** Begin **

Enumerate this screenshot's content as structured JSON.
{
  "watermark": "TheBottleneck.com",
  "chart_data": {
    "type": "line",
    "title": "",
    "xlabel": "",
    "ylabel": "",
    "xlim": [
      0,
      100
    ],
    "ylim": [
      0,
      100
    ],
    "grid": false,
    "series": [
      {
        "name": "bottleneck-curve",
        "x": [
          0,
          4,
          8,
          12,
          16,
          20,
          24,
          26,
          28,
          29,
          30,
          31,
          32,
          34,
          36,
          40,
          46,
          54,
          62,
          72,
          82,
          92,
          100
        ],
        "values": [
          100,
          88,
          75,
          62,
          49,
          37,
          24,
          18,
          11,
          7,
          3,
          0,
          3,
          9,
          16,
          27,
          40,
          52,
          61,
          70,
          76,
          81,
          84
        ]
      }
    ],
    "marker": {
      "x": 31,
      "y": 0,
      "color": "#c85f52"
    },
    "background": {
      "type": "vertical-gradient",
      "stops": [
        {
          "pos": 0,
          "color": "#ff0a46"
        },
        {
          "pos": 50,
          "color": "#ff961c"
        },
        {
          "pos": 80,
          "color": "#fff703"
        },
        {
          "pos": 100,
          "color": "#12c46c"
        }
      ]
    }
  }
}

** End **

### SET PROBLEM
Output all records verbatim.

### SOLUTION FOR THIS TASK
Enumerate this screenshot's content as structured JSON.
{
  "watermark": "TheBottleneck.com",
  "chart_data": {
    "type": "line",
    "title": "",
    "xlabel": "",
    "ylabel": "",
    "xlim": [
      0,
      100
    ],
    "ylim": [
      0,
      100
    ],
    "grid": false,
    "series": [
      {
        "name": "bottleneck-curve",
        "x": [
          0,
          4,
          8,
          12,
          16,
          20,
          24,
          26,
          28,
          29,
          30,
          31,
          32,
          34,
          36,
          40,
          46,
          54,
          62,
          72,
          82,
          92,
          100
        ],
        "values": [
          100,
          88,
          75,
          62,
          49,
          37,
          24,
          18,
          11,
          7,
          3,
          0,
          3,
          9,
          16,
          27,
          40,
          52,
          61,
          70,
          76,
          81,
          84
        ]
      }
    ],
    "marker": {
      "x": 31,
      "y": 0,
      "color": "#c85f52"
    },
    "background": {
      "type": "vertical-gradient",
      "stops": [
        {
          "pos": 0,
          "color": "#ff0a46"
        },
        {
          "pos": 50,
          "color": "#ff961c"
        },
        {
          "pos": 80,
          "color": "#fff703"
        },
        {
          "pos": 100,
          "color": "#12c46c"
        }
      ]
    }
  }
}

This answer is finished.